### [WHAT THE TASK REQUIRES]
Write out the full set of records exactly. Any pictures in them do not belong in the copy.

Start of EXTRACTED MATERIAL

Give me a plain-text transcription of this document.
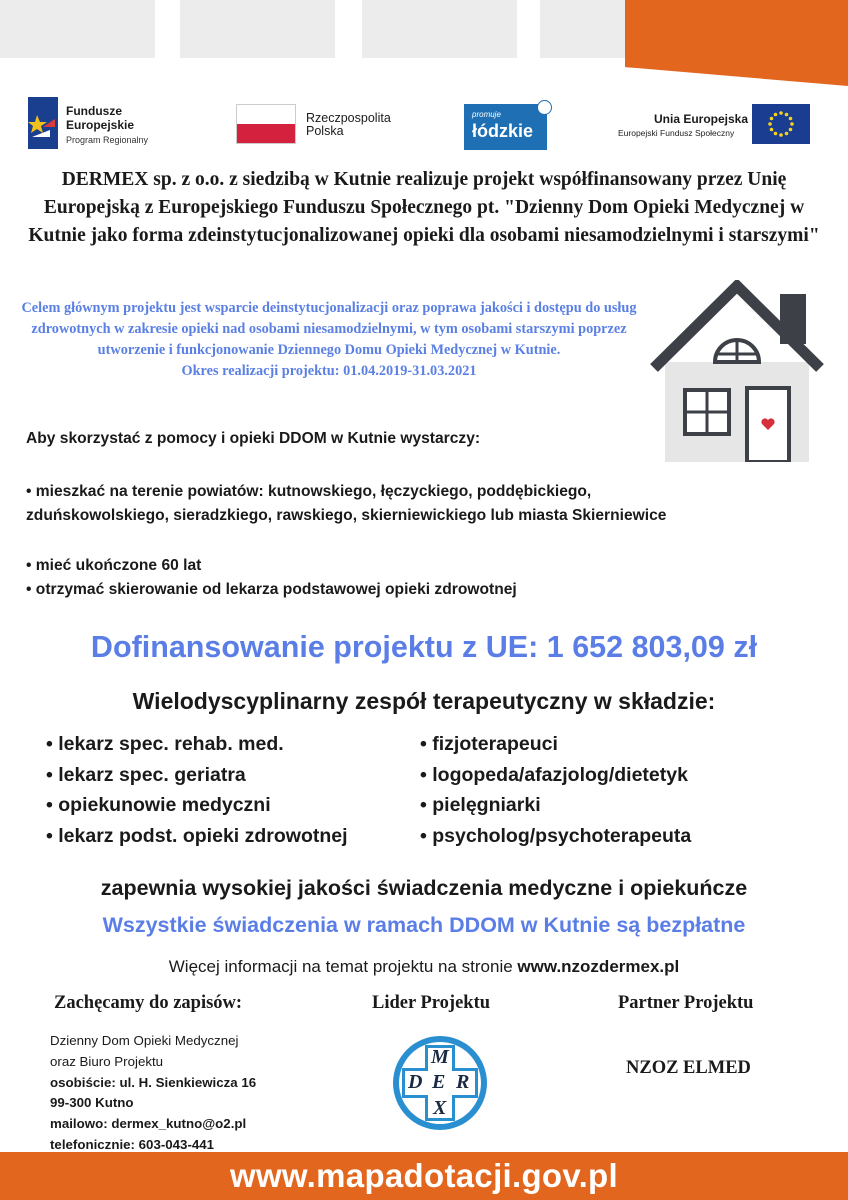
Fundusze
Europejskie
Program Regionalny
Rzeczpospolita
Polska
promuje
łódzkie
Unia Europejska
Europejski Fundusz Społeczny
DERMEX sp. z o.o. z siedzibą w Kutnie realizuje projekt współfinansowany przez Unię Europejską z Europejskiego Funduszu Społecznego pt. "Dzienny Dom Opieki Medycznej w Kutnie jako forma zdeinstytucjonalizowanej opieki dla osobami niesamodzielnymi i starszymi"
Celem głównym projektu jest wsparcie deinstytucjonalizacji oraz poprawa jakości i dostępu do usług zdrowotnych w zakresie opieki nad osobami niesamodzielnymi, w tym osobami starszymi poprzez utworzenie i funkcjonowanie Dziennego Domu Opieki Medycznej w Kutnie.
Okres realizacji projektu: 01.04.2019-31.03.2021
Aby skorzystać z pomocy i opieki DDOM w Kutnie wystarczy:
• mieszkać na terenie powiatów: kutnowskiego, łęczyckiego, poddębickiego, zduńskowolskiego, sieradzkiego, rawskiego, skierniewickiego lub miasta Skierniewice
• mieć ukończone 60 lat
• otrzymać skierowanie od lekarza podstawowej opieki zdrowotnej
Dofinansowanie projektu z UE: 1 652 803,09 zł
Wielodyscyplinarny zespół terapeutyczny w składzie:
• lekarz spec. rehab. med.
• lekarz spec. geriatra
• opiekunowie medyczni
• lekarz podst. opieki zdrowotnej
• fizjoterapeuci
• logopeda/afazjolog/dietetyk
• pielęgniarki
• psycholog/psychoterapeuta
zapewnia wysokiej jakości świadczenia medyczne i opiekuńcze
Wszystkie świadczenia w ramach DDOM w Kutnie są bezpłatne
Więcej informacji na temat projektu na stronie www.nzozdermex.pl
Zachęcamy do zapisów:	Lider Projektu	Partner Projektu
Dzienny Dom Opieki Medycznej
oraz Biuro Projektu
osobiście: ul. H. Sienkiewicza 16
99-300 Kutno
mailowo: dermex_kutno@o2.pl
telefonicznie: 603-043-441
M
D E R
X
NZOZ ELMED
www.mapadotacji.gov.pl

End of EXTRACTED MATERIAL

### [RESULT OF THIS TASK]
Give me a plain-text transcription of this document.
Fundusze
Europejskie
Program Regionalny
Rzeczpospolita
Polska
promuje
łódzkie
Unia Europejska
Europejski Fundusz Społeczny
DERMEX sp. z o.o. z siedzibą w Kutnie realizuje projekt współfinansowany przez Unię Europejską z Europejskiego Funduszu Społecznego pt. "Dzienny Dom Opieki Medycznej w Kutnie jako forma zdeinstytucjonalizowanej opieki dla osobami niesamodzielnymi i starszymi"
Celem głównym projektu jest wsparcie deinstytucjonalizacji oraz poprawa jakości i dostępu do usług zdrowotnych w zakresie opieki nad osobami niesamodzielnymi, w tym osobami starszymi poprzez utworzenie i funkcjonowanie Dziennego Domu Opieki Medycznej w Kutnie.
Okres realizacji projektu: 01.04.2019-31.03.2021
Aby skorzystać z pomocy i opieki DDOM w Kutnie wystarczy:
• mieszkać na terenie powiatów: kutnowskiego, łęczyckiego, poddębickiego, zduńskowolskiego, sieradzkiego, rawskiego, skierniewickiego lub miasta Skierniewice
• mieć ukończone 60 lat
• otrzymać skierowanie od lekarza podstawowej opieki zdrowotnej
Dofinansowanie projektu z UE: 1 652 803,09 zł
Wielodyscyplinarny zespół terapeutyczny w składzie:
• lekarz spec. rehab. med.
• lekarz spec. geriatra
• opiekunowie medyczni
• lekarz podst. opieki zdrowotnej
• fizjoterapeuci
• logopeda/afazjolog/dietetyk
• pielęgniarki
• psycholog/psychoterapeuta
zapewnia wysokiej jakości świadczenia medyczne i opiekuńcze
Wszystkie świadczenia w ramach DDOM w Kutnie są bezpłatne
Więcej informacji na temat projektu na stronie www.nzozdermex.pl
Zachęcamy do zapisów:	Lider Projektu	Partner Projektu
Dzienny Dom Opieki Medycznej
oraz Biuro Projektu
osobiście: ul. H. Sienkiewicza 16
99-300 Kutno
mailowo: dermex_kutno@o2.pl
telefonicznie: 603-043-441
M
D E R
X
NZOZ ELMED
www.mapadotacji.gov.pl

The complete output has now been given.